Return the lines below that carry the word "number".

....

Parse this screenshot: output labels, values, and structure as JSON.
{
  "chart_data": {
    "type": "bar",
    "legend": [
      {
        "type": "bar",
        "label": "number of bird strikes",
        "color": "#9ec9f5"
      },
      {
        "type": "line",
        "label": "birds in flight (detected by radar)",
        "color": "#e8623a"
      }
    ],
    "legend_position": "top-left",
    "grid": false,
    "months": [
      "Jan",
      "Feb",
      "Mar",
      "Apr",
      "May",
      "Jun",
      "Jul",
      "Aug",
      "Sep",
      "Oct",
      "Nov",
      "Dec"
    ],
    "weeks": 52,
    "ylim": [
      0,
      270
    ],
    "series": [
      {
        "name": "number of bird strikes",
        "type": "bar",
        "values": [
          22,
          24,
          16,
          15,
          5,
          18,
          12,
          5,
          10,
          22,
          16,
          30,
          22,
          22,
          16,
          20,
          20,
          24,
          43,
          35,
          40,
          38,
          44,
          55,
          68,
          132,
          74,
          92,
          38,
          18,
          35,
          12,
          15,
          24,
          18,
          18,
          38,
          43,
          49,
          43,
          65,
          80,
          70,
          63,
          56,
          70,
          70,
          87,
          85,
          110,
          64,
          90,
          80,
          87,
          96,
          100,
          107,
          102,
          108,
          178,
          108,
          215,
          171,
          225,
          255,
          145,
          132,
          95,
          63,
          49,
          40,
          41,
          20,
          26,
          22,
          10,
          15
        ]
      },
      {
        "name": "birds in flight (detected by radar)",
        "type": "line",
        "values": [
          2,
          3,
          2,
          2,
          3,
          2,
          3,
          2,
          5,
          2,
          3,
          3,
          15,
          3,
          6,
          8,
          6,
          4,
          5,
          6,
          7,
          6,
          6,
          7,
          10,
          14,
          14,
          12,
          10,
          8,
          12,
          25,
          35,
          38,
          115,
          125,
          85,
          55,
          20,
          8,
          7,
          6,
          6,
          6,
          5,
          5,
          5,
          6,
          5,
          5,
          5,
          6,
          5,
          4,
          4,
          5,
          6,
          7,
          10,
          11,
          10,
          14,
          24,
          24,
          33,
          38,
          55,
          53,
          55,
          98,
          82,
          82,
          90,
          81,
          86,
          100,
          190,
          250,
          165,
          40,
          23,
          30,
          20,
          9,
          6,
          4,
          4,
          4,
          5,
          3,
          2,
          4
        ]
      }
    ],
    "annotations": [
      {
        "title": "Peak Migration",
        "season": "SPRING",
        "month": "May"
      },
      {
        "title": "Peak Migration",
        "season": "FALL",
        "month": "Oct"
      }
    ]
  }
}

....

- _Written solution_
        "label": "number of bird strikes",
        "name": "number of bird strikes",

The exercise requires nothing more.